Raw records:

____________________

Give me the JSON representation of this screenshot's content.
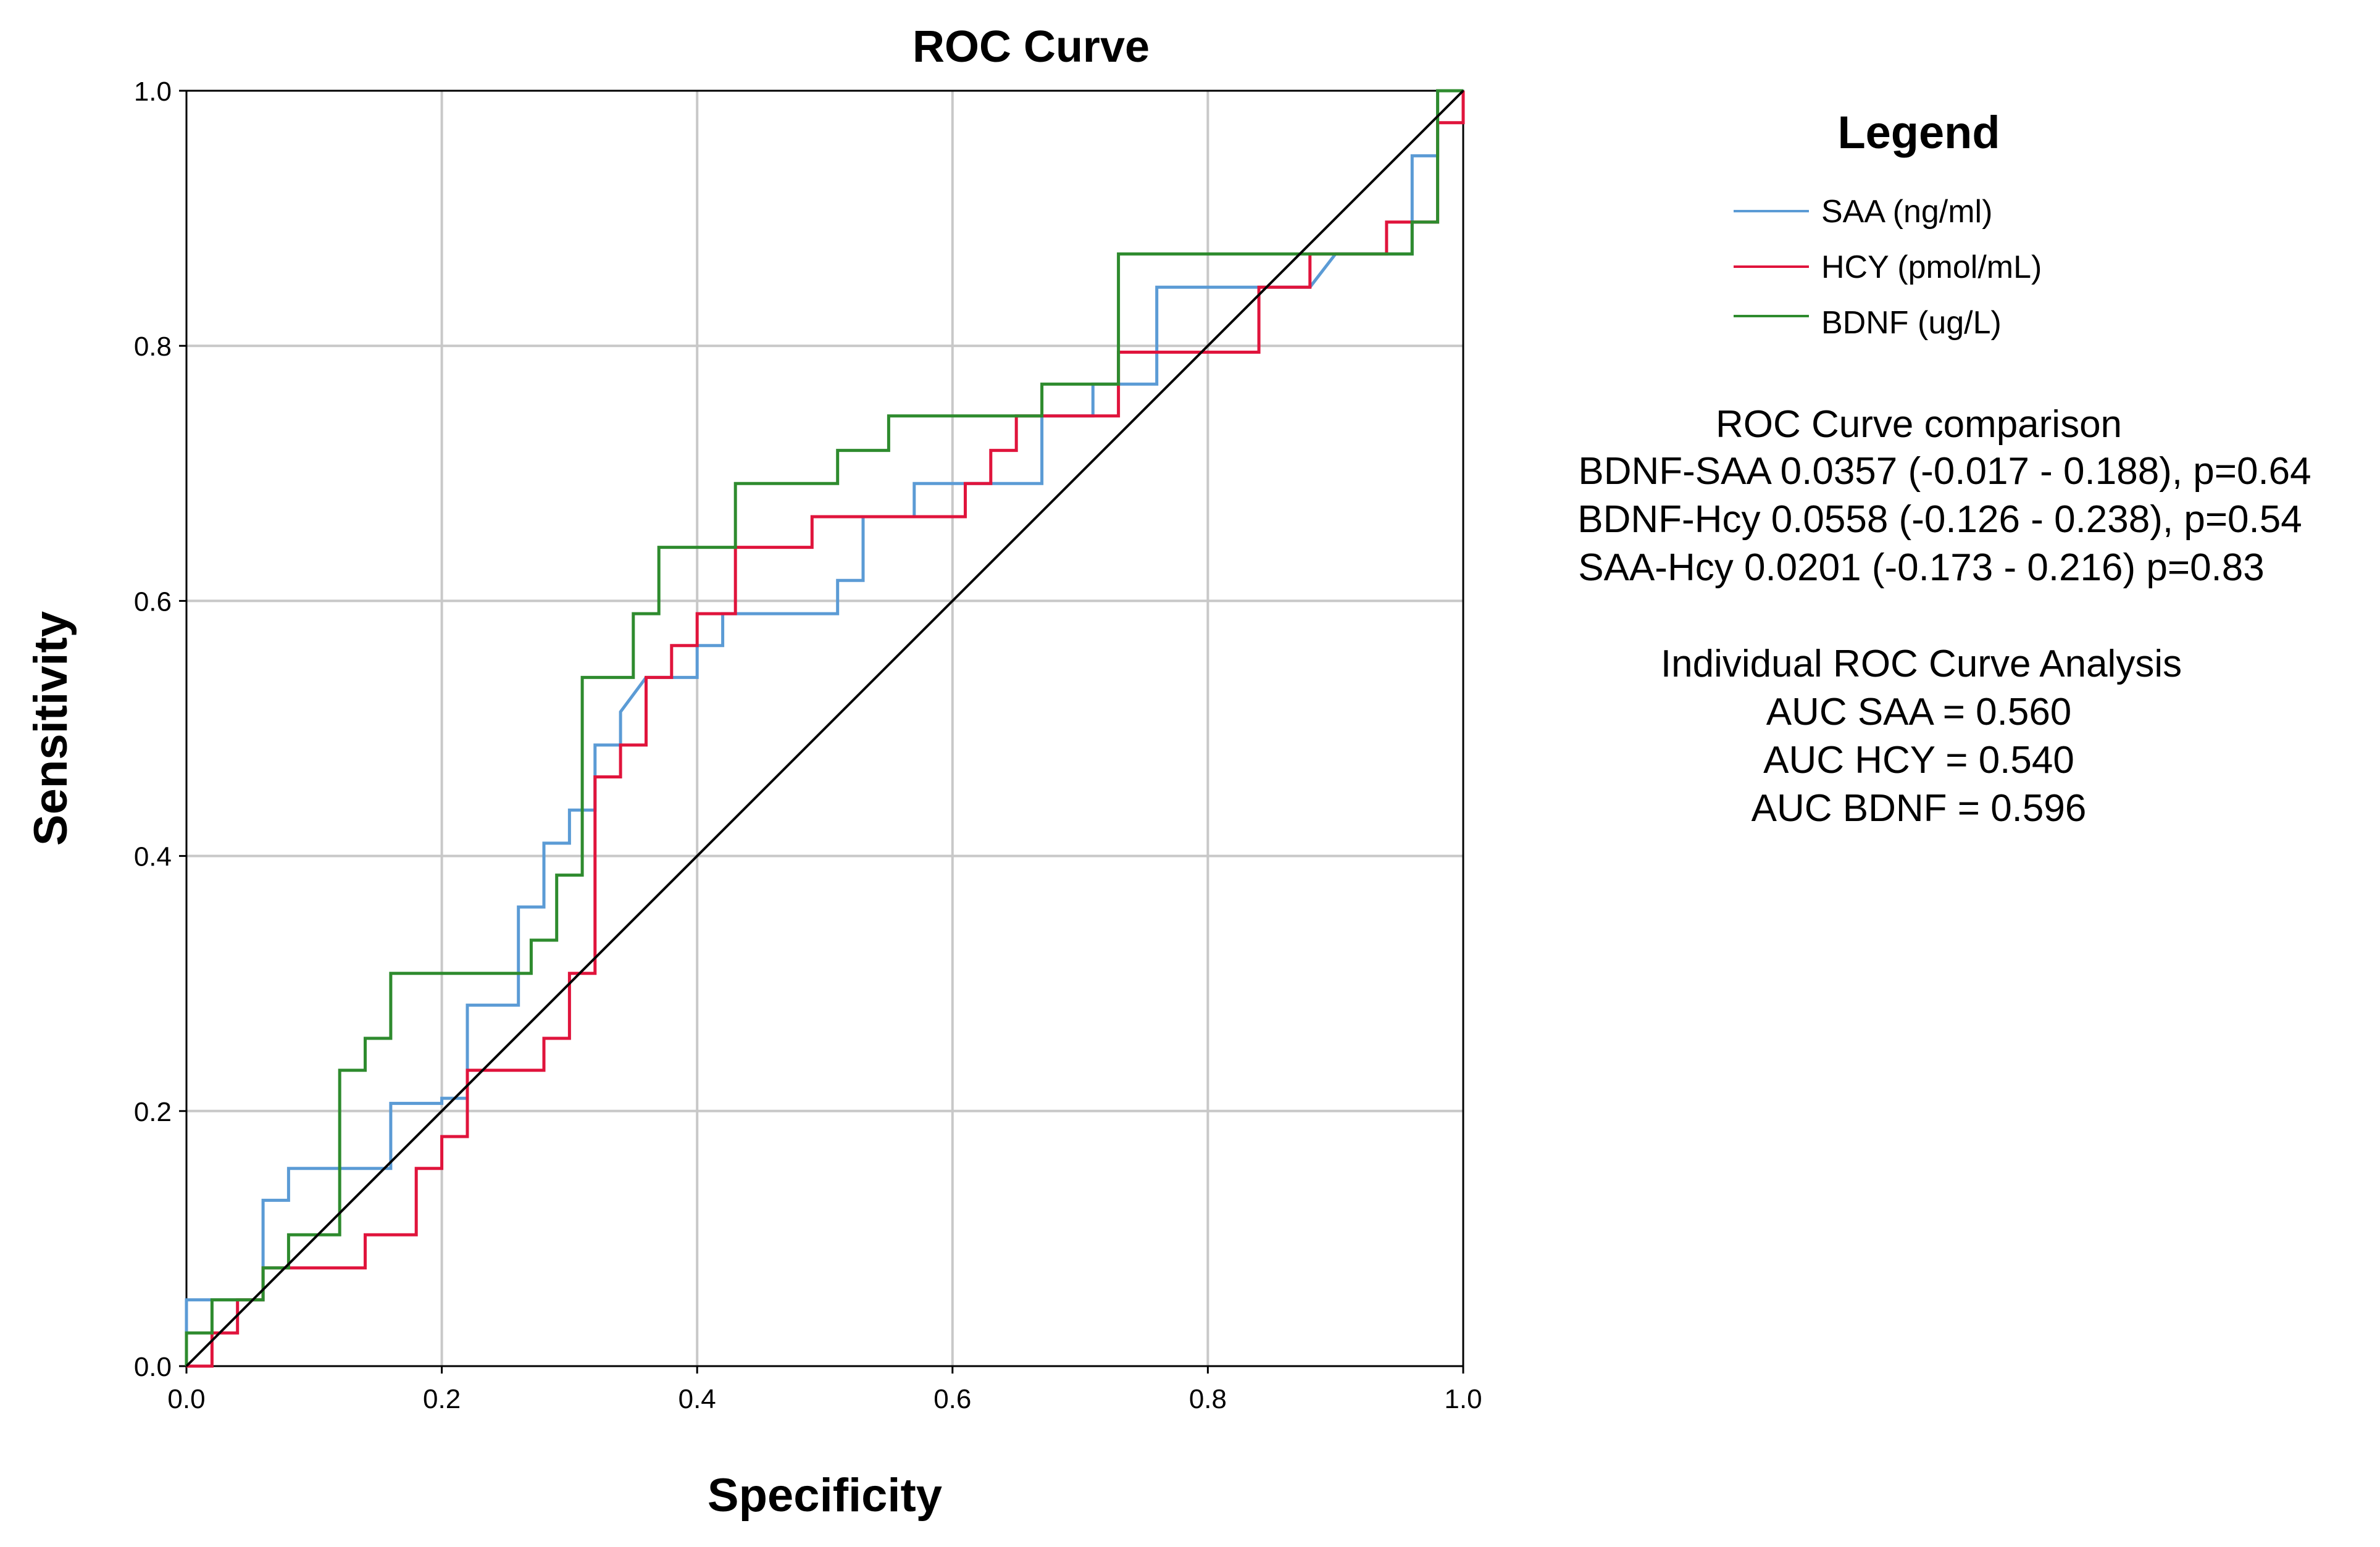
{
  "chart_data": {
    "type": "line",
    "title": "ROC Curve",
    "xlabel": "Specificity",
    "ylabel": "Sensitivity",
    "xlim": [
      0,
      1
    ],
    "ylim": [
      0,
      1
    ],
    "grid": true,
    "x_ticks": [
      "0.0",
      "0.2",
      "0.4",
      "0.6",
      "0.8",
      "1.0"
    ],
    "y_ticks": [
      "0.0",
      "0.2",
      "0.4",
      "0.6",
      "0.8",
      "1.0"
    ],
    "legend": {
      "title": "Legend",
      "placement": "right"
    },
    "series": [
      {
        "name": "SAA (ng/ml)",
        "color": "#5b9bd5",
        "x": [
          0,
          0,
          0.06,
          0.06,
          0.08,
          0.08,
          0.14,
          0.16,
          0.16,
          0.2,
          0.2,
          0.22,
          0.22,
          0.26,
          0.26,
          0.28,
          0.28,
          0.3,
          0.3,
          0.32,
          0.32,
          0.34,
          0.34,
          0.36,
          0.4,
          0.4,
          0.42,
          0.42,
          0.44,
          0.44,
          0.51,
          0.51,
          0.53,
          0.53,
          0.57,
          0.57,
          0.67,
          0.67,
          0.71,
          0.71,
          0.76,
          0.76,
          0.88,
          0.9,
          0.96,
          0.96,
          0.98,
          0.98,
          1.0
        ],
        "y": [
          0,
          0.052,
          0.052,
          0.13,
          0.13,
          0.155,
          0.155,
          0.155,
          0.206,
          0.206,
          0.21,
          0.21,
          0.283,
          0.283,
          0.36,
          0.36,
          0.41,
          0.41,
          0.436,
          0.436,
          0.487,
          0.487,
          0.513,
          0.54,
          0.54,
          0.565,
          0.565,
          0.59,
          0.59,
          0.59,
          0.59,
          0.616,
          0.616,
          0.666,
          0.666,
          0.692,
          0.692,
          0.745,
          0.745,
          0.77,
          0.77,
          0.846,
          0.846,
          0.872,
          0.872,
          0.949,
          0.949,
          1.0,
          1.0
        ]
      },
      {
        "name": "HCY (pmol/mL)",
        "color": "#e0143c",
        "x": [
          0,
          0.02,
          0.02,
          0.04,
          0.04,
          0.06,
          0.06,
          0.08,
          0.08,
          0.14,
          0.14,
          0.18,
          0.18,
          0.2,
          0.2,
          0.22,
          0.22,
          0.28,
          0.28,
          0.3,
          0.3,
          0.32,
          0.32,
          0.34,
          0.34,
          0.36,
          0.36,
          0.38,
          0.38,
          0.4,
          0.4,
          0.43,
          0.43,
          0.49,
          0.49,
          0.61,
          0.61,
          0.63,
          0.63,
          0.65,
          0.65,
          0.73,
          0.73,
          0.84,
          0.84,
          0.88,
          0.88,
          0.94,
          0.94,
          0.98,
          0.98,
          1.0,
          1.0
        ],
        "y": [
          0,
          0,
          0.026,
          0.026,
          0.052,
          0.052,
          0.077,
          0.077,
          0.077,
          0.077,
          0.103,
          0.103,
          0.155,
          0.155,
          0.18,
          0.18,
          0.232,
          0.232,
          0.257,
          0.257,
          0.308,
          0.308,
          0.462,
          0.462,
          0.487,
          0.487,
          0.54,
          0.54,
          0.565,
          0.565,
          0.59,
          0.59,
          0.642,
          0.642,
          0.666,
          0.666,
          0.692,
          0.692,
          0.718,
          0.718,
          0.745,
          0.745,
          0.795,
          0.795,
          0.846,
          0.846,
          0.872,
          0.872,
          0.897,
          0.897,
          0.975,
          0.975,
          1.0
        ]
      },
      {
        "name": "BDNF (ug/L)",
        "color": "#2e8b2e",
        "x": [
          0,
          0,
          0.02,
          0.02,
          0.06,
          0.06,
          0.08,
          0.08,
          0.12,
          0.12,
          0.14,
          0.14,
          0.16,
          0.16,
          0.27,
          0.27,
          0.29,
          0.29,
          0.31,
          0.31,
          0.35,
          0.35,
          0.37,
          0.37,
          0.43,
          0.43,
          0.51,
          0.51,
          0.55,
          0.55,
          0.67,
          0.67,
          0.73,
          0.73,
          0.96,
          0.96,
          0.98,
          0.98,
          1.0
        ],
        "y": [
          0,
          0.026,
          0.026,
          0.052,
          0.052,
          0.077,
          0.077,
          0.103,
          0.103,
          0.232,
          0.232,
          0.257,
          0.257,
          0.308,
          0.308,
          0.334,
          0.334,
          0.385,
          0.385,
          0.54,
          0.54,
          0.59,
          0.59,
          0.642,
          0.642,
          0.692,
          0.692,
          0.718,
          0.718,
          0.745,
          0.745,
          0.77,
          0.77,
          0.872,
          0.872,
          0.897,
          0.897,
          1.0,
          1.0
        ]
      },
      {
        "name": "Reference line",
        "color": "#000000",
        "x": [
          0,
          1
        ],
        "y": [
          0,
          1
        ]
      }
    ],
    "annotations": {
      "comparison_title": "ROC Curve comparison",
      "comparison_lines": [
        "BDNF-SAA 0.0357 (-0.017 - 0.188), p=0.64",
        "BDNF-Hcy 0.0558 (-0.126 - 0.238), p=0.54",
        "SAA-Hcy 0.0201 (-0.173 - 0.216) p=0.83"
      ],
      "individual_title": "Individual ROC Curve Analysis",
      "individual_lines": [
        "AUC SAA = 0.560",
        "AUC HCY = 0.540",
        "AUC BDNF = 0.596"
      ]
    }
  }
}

____________________

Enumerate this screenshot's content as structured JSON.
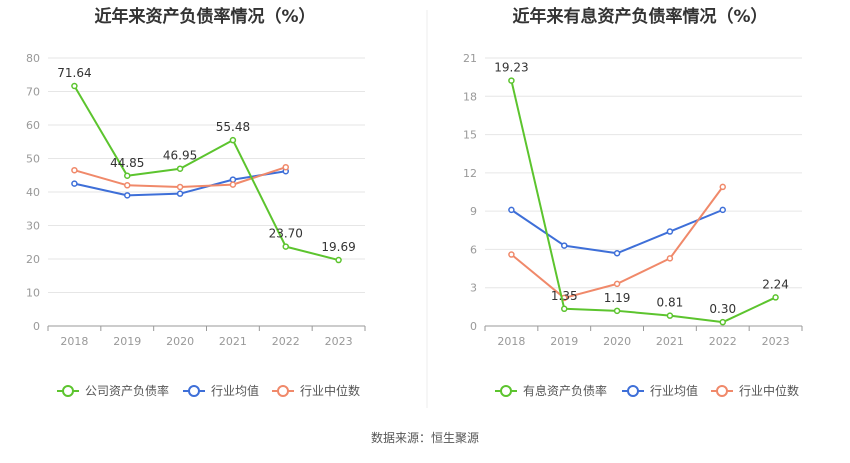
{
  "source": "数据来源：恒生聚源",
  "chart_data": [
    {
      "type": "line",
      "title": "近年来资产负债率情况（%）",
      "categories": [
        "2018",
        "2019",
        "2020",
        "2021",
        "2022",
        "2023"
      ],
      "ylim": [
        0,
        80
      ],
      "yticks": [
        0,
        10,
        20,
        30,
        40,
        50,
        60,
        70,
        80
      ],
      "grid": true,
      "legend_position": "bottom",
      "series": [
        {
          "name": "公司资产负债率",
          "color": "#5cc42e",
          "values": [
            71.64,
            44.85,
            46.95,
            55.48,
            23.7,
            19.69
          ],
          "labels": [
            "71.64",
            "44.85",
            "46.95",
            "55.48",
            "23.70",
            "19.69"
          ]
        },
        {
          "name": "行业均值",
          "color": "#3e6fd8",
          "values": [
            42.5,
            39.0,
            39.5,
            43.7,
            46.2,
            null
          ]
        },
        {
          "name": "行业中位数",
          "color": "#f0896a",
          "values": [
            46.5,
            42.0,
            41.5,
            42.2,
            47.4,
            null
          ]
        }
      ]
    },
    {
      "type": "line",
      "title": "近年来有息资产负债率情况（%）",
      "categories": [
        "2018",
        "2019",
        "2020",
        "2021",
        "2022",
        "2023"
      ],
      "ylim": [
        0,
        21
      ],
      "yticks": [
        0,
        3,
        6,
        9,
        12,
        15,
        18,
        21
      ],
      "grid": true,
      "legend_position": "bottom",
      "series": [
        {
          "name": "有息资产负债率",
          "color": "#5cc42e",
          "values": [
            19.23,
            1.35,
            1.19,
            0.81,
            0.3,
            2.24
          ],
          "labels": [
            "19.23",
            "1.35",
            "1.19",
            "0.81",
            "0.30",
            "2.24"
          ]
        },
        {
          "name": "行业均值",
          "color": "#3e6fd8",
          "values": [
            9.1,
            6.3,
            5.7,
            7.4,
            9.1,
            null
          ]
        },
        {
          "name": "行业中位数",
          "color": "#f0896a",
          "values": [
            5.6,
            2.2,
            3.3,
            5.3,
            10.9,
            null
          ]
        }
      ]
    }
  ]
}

____________________

=== Objective ===
Copy each line in the data that holds the word "screenshot".

=== Response to the exercise ===
Give me the JSON representation of this screenshot's content.
Enumerate this screenshot's content as structured JSON.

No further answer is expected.